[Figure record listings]
····················

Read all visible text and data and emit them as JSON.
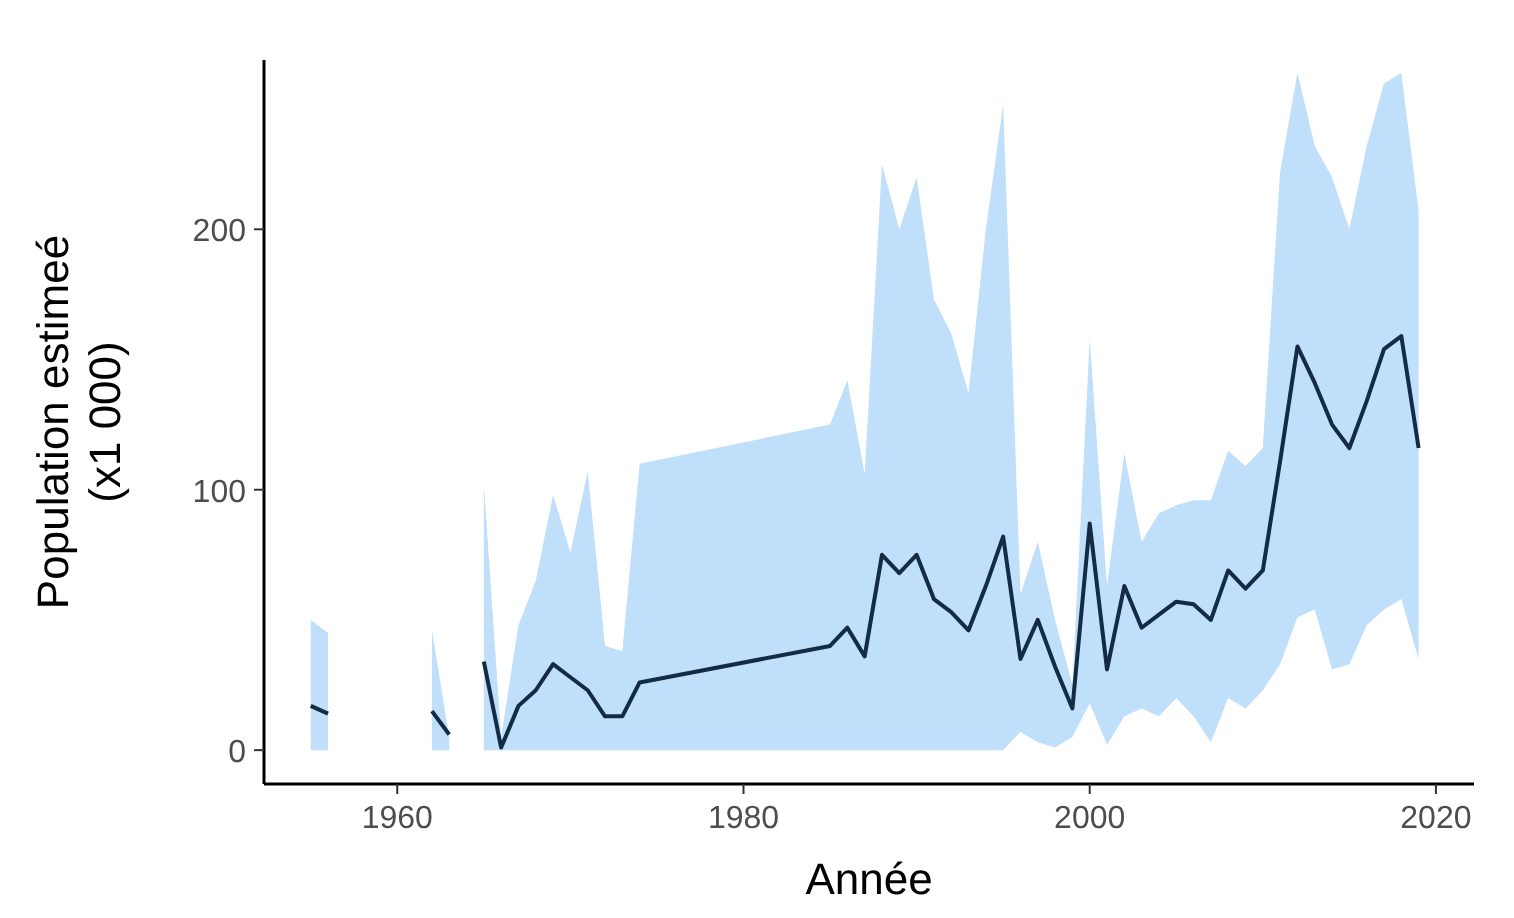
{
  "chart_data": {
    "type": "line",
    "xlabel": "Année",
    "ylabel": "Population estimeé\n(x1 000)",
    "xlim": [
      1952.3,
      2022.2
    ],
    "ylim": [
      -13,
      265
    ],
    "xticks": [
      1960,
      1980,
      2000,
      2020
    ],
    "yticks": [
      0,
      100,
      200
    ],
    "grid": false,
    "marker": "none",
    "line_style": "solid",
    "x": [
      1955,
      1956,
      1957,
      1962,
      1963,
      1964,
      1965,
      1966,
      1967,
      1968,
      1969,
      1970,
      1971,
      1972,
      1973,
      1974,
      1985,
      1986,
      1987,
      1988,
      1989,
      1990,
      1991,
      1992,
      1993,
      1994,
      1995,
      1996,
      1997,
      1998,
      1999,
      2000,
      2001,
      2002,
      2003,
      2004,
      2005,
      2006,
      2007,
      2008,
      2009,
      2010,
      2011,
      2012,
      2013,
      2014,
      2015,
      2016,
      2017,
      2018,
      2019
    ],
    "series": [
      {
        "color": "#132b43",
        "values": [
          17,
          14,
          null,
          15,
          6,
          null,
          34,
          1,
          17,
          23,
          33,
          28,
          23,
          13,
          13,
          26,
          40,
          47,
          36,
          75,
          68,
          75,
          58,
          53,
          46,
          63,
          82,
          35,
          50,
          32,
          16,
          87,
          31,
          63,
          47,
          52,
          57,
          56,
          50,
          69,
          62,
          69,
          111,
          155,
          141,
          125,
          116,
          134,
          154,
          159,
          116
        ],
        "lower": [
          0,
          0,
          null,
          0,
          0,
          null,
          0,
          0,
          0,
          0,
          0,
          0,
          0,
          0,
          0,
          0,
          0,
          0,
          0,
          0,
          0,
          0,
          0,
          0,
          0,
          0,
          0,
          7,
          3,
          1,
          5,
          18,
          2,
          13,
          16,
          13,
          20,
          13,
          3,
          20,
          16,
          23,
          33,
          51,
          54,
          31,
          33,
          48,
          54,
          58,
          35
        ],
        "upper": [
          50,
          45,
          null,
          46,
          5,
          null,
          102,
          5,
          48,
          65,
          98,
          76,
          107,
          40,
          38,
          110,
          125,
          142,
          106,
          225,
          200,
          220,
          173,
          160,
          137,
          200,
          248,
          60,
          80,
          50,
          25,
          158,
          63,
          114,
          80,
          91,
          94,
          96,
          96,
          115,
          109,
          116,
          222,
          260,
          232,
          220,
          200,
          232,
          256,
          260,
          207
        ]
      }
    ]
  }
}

····················

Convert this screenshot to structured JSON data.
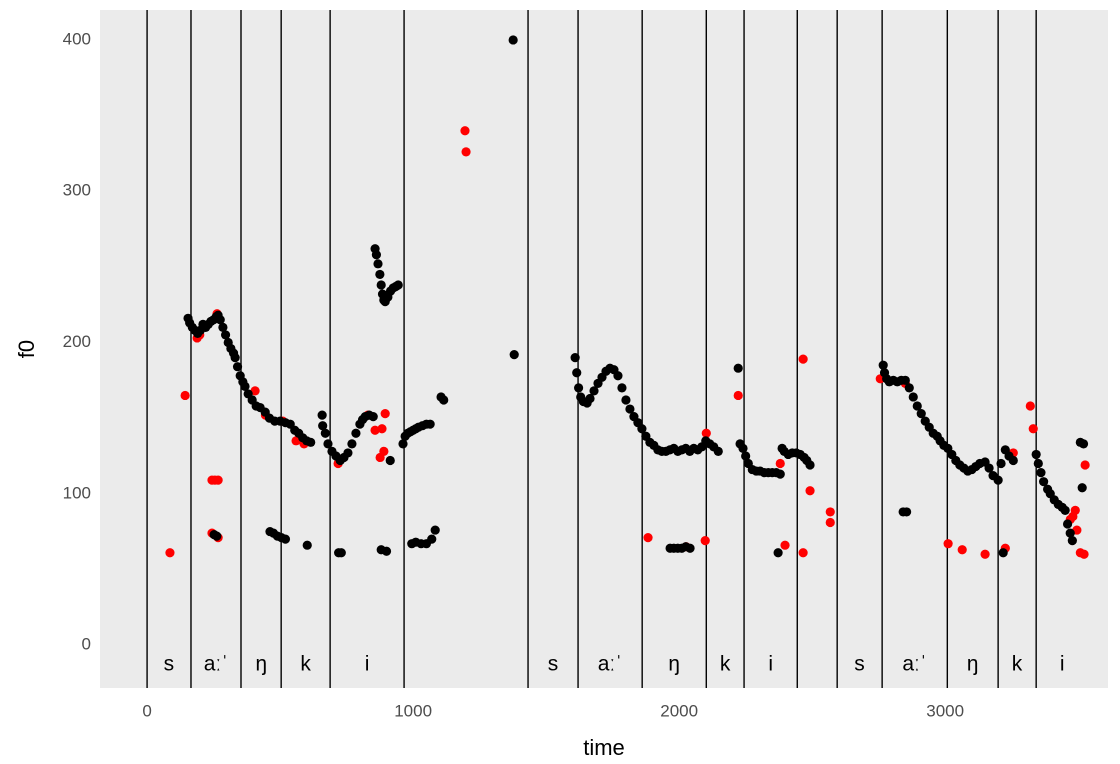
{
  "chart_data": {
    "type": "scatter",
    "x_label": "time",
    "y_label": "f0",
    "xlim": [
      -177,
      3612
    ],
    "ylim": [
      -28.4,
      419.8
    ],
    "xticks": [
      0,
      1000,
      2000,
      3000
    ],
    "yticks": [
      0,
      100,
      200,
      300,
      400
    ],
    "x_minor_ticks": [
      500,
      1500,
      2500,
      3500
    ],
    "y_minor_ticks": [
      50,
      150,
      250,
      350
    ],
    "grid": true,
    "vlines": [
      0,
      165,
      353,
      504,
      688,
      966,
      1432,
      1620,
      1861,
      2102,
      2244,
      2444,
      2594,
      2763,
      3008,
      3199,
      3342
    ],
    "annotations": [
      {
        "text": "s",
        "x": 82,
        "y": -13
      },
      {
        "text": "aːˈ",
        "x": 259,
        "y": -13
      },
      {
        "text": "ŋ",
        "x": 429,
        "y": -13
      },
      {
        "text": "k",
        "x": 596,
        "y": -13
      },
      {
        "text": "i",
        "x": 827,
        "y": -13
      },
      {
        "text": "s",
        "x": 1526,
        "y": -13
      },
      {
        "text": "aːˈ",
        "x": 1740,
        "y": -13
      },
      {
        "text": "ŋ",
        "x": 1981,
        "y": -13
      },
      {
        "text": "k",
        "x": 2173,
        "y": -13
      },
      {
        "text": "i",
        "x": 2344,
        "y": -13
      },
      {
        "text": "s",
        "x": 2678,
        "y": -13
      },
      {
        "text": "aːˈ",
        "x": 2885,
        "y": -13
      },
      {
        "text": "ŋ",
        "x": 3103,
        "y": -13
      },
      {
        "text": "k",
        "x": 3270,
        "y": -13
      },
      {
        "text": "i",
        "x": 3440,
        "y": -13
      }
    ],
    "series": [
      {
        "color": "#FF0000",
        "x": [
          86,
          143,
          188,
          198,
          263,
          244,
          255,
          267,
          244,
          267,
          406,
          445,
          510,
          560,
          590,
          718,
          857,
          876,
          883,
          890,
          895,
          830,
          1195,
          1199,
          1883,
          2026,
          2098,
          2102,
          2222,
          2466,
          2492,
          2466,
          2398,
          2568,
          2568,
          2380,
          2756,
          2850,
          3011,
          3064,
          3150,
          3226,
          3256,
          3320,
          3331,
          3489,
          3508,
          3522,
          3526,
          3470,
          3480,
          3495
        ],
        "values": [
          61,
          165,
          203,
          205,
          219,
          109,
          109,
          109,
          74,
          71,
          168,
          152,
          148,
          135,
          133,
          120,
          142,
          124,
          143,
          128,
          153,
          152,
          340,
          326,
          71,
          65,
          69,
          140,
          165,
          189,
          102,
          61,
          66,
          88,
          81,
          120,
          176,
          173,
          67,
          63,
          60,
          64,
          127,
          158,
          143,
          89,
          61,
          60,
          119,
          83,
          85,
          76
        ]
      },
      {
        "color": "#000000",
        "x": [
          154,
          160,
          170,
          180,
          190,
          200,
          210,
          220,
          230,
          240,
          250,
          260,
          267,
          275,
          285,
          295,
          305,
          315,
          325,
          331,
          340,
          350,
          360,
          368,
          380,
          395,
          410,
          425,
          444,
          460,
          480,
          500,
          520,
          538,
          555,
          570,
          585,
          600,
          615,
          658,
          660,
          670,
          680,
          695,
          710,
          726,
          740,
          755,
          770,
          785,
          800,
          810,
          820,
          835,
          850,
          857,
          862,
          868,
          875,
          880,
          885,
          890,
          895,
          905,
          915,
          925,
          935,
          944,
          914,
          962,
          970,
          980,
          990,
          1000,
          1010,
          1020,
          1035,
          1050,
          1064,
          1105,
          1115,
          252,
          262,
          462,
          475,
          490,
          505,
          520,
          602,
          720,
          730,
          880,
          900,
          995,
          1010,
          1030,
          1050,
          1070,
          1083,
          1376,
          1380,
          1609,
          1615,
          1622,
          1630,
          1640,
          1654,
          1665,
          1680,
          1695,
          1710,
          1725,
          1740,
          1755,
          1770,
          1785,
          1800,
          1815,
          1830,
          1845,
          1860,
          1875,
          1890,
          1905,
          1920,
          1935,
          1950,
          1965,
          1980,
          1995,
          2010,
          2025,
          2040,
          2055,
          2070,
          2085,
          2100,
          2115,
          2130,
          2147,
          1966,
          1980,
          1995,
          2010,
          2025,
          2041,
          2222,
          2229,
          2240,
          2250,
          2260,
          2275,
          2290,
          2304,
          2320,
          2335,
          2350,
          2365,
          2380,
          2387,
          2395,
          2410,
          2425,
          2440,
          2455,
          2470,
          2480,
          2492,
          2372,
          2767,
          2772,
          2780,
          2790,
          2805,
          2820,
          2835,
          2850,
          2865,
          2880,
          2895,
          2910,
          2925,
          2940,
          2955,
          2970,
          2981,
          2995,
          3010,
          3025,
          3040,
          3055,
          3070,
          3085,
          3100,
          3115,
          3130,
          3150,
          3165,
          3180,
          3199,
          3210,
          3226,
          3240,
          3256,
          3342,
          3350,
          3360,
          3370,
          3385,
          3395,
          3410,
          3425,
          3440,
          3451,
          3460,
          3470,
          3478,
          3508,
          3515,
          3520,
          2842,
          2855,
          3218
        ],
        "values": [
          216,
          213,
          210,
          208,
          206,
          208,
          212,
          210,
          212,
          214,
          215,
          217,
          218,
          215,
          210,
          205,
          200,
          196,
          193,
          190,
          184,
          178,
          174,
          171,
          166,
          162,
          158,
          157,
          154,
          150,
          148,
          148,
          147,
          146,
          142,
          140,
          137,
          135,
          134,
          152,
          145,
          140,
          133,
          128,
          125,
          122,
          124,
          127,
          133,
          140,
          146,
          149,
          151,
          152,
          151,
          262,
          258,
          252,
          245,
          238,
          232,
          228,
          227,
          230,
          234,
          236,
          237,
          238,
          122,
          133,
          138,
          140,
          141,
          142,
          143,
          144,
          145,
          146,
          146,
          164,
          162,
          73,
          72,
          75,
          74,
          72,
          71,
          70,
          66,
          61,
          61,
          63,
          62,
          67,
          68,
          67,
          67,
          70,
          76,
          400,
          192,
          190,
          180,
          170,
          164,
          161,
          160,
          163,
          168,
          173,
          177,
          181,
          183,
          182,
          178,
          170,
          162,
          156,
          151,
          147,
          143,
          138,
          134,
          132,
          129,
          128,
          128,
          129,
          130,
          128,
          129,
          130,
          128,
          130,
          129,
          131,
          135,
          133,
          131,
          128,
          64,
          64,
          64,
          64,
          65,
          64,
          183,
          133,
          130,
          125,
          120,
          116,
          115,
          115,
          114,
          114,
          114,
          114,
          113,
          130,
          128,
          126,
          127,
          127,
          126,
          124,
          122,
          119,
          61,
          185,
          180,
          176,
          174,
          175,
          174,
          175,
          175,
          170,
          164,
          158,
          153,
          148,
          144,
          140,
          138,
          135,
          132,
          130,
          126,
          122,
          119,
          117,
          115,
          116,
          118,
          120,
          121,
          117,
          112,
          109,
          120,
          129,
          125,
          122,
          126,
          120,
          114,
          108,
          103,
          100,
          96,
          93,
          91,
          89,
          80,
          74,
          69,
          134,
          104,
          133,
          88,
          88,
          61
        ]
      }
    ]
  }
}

····················

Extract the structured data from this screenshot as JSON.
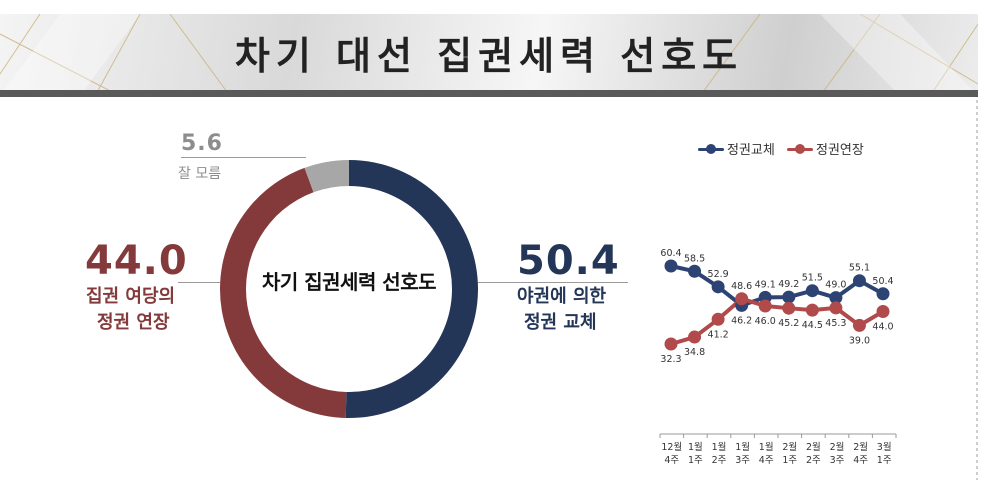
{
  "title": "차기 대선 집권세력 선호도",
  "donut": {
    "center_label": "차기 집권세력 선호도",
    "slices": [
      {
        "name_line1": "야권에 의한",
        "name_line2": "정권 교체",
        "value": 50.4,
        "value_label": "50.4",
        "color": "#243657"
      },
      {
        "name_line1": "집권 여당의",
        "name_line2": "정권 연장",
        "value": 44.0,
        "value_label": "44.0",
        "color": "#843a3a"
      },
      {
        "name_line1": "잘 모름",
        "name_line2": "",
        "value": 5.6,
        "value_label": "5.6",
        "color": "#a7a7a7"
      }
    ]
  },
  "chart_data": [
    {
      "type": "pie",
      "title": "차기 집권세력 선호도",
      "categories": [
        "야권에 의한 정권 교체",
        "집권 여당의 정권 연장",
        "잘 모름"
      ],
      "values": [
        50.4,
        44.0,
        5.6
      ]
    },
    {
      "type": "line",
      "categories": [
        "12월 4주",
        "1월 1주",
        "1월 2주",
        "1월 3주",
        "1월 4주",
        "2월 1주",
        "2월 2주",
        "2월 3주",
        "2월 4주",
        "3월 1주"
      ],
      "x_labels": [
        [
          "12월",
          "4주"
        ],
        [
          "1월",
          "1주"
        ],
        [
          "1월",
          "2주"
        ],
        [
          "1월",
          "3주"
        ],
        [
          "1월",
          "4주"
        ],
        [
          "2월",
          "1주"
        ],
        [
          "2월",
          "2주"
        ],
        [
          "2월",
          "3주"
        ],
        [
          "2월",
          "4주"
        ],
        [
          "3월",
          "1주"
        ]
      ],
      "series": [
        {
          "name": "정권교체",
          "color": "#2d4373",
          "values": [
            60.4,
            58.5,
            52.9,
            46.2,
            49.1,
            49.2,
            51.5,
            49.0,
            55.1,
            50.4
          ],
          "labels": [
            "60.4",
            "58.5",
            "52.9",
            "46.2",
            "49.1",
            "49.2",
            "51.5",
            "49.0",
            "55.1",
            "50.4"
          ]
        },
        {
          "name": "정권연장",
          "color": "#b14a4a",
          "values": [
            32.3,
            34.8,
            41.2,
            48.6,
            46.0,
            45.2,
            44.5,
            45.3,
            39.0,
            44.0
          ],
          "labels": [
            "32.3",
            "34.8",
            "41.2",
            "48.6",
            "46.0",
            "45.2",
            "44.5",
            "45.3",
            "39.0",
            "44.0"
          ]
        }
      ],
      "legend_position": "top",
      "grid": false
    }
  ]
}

····················

:: Problem details ::
Look through the listing above. Pick out each line with "title" and copy it.

:: Exercise result ::
  "title": "차기 대선 집권세력 선호도",
      "title": "차기 집권세력 선호도",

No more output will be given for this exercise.